STORED RECORDS:

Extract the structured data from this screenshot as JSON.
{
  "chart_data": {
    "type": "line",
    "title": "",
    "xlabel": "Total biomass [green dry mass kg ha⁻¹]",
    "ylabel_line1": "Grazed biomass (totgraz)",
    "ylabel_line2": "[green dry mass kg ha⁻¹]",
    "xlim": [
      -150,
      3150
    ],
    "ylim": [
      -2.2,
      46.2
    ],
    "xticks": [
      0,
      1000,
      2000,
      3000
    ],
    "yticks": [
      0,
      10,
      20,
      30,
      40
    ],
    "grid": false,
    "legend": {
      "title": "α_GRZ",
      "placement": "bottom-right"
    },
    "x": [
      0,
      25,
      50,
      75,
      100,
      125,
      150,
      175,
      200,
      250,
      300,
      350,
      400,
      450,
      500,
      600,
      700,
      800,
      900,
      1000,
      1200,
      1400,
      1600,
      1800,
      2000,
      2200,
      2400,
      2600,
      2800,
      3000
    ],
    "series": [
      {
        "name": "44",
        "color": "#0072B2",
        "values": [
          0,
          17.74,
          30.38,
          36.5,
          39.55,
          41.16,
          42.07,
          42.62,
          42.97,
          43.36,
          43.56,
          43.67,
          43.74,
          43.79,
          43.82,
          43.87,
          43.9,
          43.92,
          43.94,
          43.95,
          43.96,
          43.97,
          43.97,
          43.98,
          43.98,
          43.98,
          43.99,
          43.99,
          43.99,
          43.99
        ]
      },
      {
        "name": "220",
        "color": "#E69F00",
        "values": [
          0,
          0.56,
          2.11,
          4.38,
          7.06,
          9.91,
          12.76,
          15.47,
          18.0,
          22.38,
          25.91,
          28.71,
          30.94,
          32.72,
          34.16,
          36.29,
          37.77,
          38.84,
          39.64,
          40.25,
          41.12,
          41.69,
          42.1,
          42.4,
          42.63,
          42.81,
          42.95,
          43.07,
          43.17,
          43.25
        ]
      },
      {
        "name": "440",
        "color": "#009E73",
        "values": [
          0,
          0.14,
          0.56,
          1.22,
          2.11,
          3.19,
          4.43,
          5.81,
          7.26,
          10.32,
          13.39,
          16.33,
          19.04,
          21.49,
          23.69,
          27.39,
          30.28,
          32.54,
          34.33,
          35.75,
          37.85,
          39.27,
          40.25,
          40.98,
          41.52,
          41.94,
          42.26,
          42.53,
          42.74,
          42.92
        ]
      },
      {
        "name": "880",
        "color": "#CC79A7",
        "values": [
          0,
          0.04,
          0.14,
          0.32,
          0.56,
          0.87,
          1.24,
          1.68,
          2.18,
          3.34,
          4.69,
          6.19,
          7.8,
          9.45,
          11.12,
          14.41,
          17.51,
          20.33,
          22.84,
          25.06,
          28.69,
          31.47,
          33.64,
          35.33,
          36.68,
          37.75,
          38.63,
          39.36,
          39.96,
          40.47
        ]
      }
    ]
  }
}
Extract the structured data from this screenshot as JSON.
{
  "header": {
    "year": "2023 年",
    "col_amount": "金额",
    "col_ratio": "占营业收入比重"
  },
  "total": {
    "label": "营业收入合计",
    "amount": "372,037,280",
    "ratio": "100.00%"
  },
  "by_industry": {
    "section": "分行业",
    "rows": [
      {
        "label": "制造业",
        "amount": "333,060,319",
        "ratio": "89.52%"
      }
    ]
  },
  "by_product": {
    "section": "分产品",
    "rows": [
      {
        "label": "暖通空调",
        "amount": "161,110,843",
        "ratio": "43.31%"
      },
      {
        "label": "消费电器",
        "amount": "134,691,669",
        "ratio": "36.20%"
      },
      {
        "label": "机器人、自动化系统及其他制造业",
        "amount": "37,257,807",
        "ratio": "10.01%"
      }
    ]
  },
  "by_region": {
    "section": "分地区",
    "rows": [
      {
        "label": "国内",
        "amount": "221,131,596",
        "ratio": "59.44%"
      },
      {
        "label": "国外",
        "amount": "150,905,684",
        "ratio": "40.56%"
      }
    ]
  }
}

EXERCISE: Set all of the records down again, exactly as they stand.

OUTPUT FOR THIS EXERCISE:
Extract the structured data from this screenshot as JSON.
{
  "chart_data": {
    "type": "line",
    "title": "",
    "xlabel": "Total biomass [green dry mass kg ha⁻¹]",
    "ylabel_line1": "Grazed biomass (totgraz)",
    "ylabel_line2": "[green dry mass kg ha⁻¹]",
    "xlim": [
      -150,
      3150
    ],
    "ylim": [
      -2.2,
      46.2
    ],
    "xticks": [
      0,
      1000,
      2000,
      3000
    ],
    "yticks": [
      0,
      10,
      20,
      30,
      40
    ],
    "grid": false,
    "legend": {
      "title": "α_GRZ",
      "placement": "bottom-right"
    },
    "x": [
      0,
      25,
      50,
      75,
      100,
      125,
      150,
      175,
      200,
      250,
      300,
      350,
      400,
      450,
      500,
      600,
      700,
      800,
      900,
      1000,
      1200,
      1400,
      1600,
      1800,
      2000,
      2200,
      2400,
      2600,
      2800,
      3000
    ],
    "series": [
      {
        "name": "44",
        "color": "#0072B2",
        "values": [
          0,
          17.74,
          30.38,
          36.5,
          39.55,
          41.16,
          42.07,
          42.62,
          42.97,
          43.36,
          43.56,
          43.67,
          43.74,
          43.79,
          43.82,
          43.87,
          43.9,
          43.92,
          43.94,
          43.95,
          43.96,
          43.97,
          43.97,
          43.98,
          43.98,
          43.98,
          43.99,
          43.99,
          43.99,
          43.99
        ]
      },
      {
        "name": "220",
        "color": "#E69F00",
        "values": [
          0,
          0.56,
          2.11,
          4.38,
          7.06,
          9.91,
          12.76,
          15.47,
          18.0,
          22.38,
          25.91,
          28.71,
          30.94,
          32.72,
          34.16,
          36.29,
          37.77,
          38.84,
          39.64,
          40.25,
          41.12,
          41.69,
          42.1,
          42.4,
          42.63,
          42.81,
          42.95,
          43.07,
          43.17,
          43.25
        ]
      },
      {
        "name": "440",
        "color": "#009E73",
        "values": [
          0,
          0.14,
          0.56,
          1.22,
          2.11,
          3.19,
          4.43,
          5.81,
          7.26,
          10.32,
          13.39,
          16.33,
          19.04,
          21.49,
          23.69,
          27.39,
          30.28,
          32.54,
          34.33,
          35.75,
          37.85,
          39.27,
          40.25,
          40.98,
          41.52,
          41.94,
          42.26,
          42.53,
          42.74,
          42.92
        ]
      },
      {
        "name": "880",
        "color": "#CC79A7",
        "values": [
          0,
          0.04,
          0.14,
          0.32,
          0.56,
          0.87,
          1.24,
          1.68,
          2.18,
          3.34,
          4.69,
          6.19,
          7.8,
          9.45,
          11.12,
          14.41,
          17.51,
          20.33,
          22.84,
          25.06,
          28.69,
          31.47,
          33.64,
          35.33,
          36.68,
          37.75,
          38.63,
          39.36,
          39.96,
          40.47
        ]
      }
    ]
  }
}
Extract the structured data from this screenshot as JSON.
{
  "header": {
    "year": "2023 年",
    "col_amount": "金额",
    "col_ratio": "占营业收入比重"
  },
  "total": {
    "label": "营业收入合计",
    "amount": "372,037,280",
    "ratio": "100.00%"
  },
  "by_industry": {
    "section": "分行业",
    "rows": [
      {
        "label": "制造业",
        "amount": "333,060,319",
        "ratio": "89.52%"
      }
    ]
  },
  "by_product": {
    "section": "分产品",
    "rows": [
      {
        "label": "暖通空调",
        "amount": "161,110,843",
        "ratio": "43.31%"
      },
      {
        "label": "消费电器",
        "amount": "134,691,669",
        "ratio": "36.20%"
      },
      {
        "label": "机器人、自动化系统及其他制造业",
        "amount": "37,257,807",
        "ratio": "10.01%"
      }
    ]
  },
  "by_region": {
    "section": "分地区",
    "rows": [
      {
        "label": "国内",
        "amount": "221,131,596",
        "ratio": "59.44%"
      },
      {
        "label": "国外",
        "amount": "150,905,684",
        "ratio": "40.56%"
      }
    ]
  }
}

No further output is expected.